TASK BRIEF –
Report each line of the data that has "peaks" somewhere in it.

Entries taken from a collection
□ □ □
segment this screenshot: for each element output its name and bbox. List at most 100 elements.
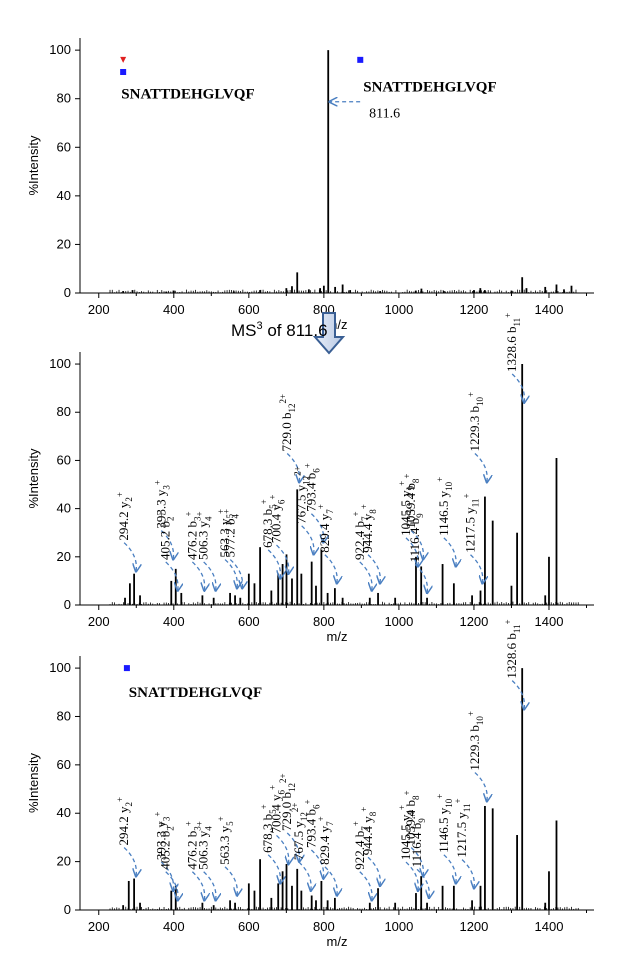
fragment-annotations: 294.2 y2+ 393.3 y3+405.2 b2+ 476.2 b3+506.… bbox=[115, 313, 524, 593]
fragment-label: 1217.5 y11+ bbox=[453, 798, 472, 857]
x-tick-label: 1400 bbox=[535, 919, 564, 934]
y-tick-label: 0 bbox=[64, 285, 71, 300]
noise-peaks bbox=[109, 289, 579, 293]
fragment-arrow bbox=[474, 453, 487, 482]
y-tick-label: 100 bbox=[49, 42, 71, 57]
fragment-label: 944.4 y8+ bbox=[359, 807, 378, 856]
fragment-arrow bbox=[443, 537, 456, 566]
red-triangle-icon bbox=[120, 56, 127, 63]
fragment-arrow bbox=[511, 373, 524, 402]
blue-square-icon bbox=[357, 56, 364, 63]
y-tick-label: 0 bbox=[64, 902, 71, 917]
x-tick-label: 200 bbox=[88, 614, 110, 629]
fragment-arrow bbox=[367, 856, 380, 885]
y-axis-label: %Intensity bbox=[26, 135, 41, 195]
noise-peaks bbox=[109, 601, 579, 605]
fragment-arrow bbox=[165, 561, 178, 590]
noise-peaks bbox=[109, 906, 579, 910]
fragment-arrow bbox=[410, 847, 423, 876]
x-axis-label: m/z bbox=[327, 934, 348, 949]
fragment-label: 1116.4 b9+ bbox=[408, 813, 427, 867]
fragment-arrow bbox=[276, 544, 289, 573]
fragment-arrow bbox=[224, 866, 237, 895]
x-tick-label: 200 bbox=[88, 302, 110, 317]
fragment-label: 563.3 y5+ bbox=[216, 509, 235, 558]
ms3-down-arrow-icon bbox=[312, 312, 346, 355]
fragment-arrow bbox=[276, 834, 289, 863]
fragment-arrow bbox=[410, 530, 423, 559]
fragment-arrow bbox=[310, 849, 323, 878]
y-tick-label: 100 bbox=[49, 356, 71, 371]
peptide-sequence-label: SNATTDEHGLVQF bbox=[363, 79, 496, 95]
fragment-arrow bbox=[267, 549, 280, 578]
fragment-label: 1045.5 y9+ bbox=[397, 805, 416, 860]
fragment-label: 922.4 b7+ bbox=[351, 821, 370, 870]
fragment-arrow bbox=[416, 868, 429, 897]
fragment-arrow bbox=[405, 537, 418, 566]
x-tick-label: 1200 bbox=[459, 302, 488, 317]
x-tick-label: 1400 bbox=[535, 614, 564, 629]
peptide-sequence-label: SNATTDEHGLVQF bbox=[121, 87, 254, 103]
x-tick-label: 800 bbox=[313, 919, 335, 934]
fragment-label: 767.5 y122+ bbox=[293, 466, 312, 524]
fragment-label: 767.5 y122+ bbox=[290, 802, 309, 860]
fragment-label: 678.3 b5+ bbox=[259, 499, 278, 548]
fragment-arrow bbox=[191, 561, 204, 590]
x-tick-label: 600 bbox=[238, 302, 260, 317]
fragment-arrow bbox=[324, 554, 337, 583]
x-tick-label: 1000 bbox=[384, 302, 413, 317]
fragment-label: 393.3 y3+ bbox=[152, 811, 171, 860]
fragment-label: 577.2 b4+ bbox=[221, 509, 240, 558]
x-tick-label: 400 bbox=[163, 614, 185, 629]
fragment-label: 700.4 y6+ bbox=[268, 785, 287, 834]
fragment-label: 700.4 y6+ bbox=[268, 495, 287, 544]
fragment-label: 922.4 b7+ bbox=[351, 511, 370, 560]
fragment-arrow bbox=[511, 680, 524, 709]
fragment-arrow bbox=[298, 861, 311, 890]
fragment-arrow bbox=[324, 866, 337, 895]
ms3-transition: MS3 of 811.6 bbox=[231, 312, 346, 355]
fragment-label: 1116.4 b9+ bbox=[406, 508, 425, 562]
fragment-arrow bbox=[286, 453, 299, 482]
y-tick-label: 40 bbox=[57, 501, 71, 516]
fragment-arrow bbox=[229, 559, 242, 588]
fragment-arrow bbox=[286, 832, 299, 861]
fragment-label: 1328.6 b11+ bbox=[503, 619, 522, 678]
fragment-arrow bbox=[443, 854, 456, 883]
fragment-arrow bbox=[470, 554, 483, 583]
fragment-label: 793.4 b6+ bbox=[302, 799, 321, 848]
fragment-arrow bbox=[359, 561, 372, 590]
x-tick-label: 600 bbox=[238, 614, 260, 629]
y-tick-label: 20 bbox=[57, 236, 71, 251]
peptide-sequence-label: SNATTDEHGLVQF bbox=[129, 685, 262, 701]
fragment-label: 1146.5 y10+ bbox=[435, 477, 454, 536]
x-tick-label: 1400 bbox=[535, 302, 564, 317]
fragment-arrow bbox=[414, 563, 427, 592]
x-tick-label: 800 bbox=[313, 614, 335, 629]
y-tick-label: 20 bbox=[57, 854, 71, 869]
fragment-arrow bbox=[123, 542, 136, 571]
y-tick-label: 80 bbox=[57, 708, 71, 723]
precursor-mz-label: 811.6 bbox=[369, 107, 400, 122]
fragment-label: 563.3 y5+ bbox=[216, 816, 235, 865]
x-tick-label: 1000 bbox=[384, 614, 413, 629]
x-tick-label: 600 bbox=[238, 919, 260, 934]
x-axis-label: m/z bbox=[327, 629, 348, 644]
fragment-arrow bbox=[123, 847, 136, 876]
y-tick-label: 60 bbox=[57, 757, 71, 772]
fragment-label: 1059.4 b8+ bbox=[402, 474, 421, 529]
y-tick-label: 40 bbox=[57, 805, 71, 820]
spectrum-panel-reference: 0 20 40 60 80 100 200 400 600 800 1000 1200 1400 m/z%… bbox=[26, 619, 594, 949]
y-tick-label: 80 bbox=[57, 91, 71, 106]
x-tick-label: 1200 bbox=[459, 614, 488, 629]
fragment-label: 1229.3 b10+ bbox=[466, 392, 485, 452]
fragment-label: 1059.4 b8+ bbox=[402, 790, 421, 845]
fragment-label: 393.3 y3+ bbox=[152, 480, 171, 529]
fragment-arrow bbox=[160, 530, 173, 559]
fragment-label: 793.4 b6+ bbox=[302, 463, 321, 512]
fragment-arrow bbox=[405, 861, 418, 890]
fragment-arrow bbox=[267, 854, 280, 883]
fragment-label: 405.2 b2+ bbox=[157, 821, 176, 870]
spectrum-panel-ms3: 0 20 40 60 80 100 200 400 600 800 1000 1200 1400 m/z%… bbox=[26, 313, 594, 644]
fragment-annotations: 294.2 y2+ 393.3 y3+405.2 b2+ 476.2 b3+506.… bbox=[115, 619, 524, 899]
□ □ □
RESPONSE TO THE TASK –
noise-peaks bbox=[109, 289, 579, 293]
noise-peaks bbox=[109, 601, 579, 605]
noise-peaks bbox=[109, 906, 579, 910]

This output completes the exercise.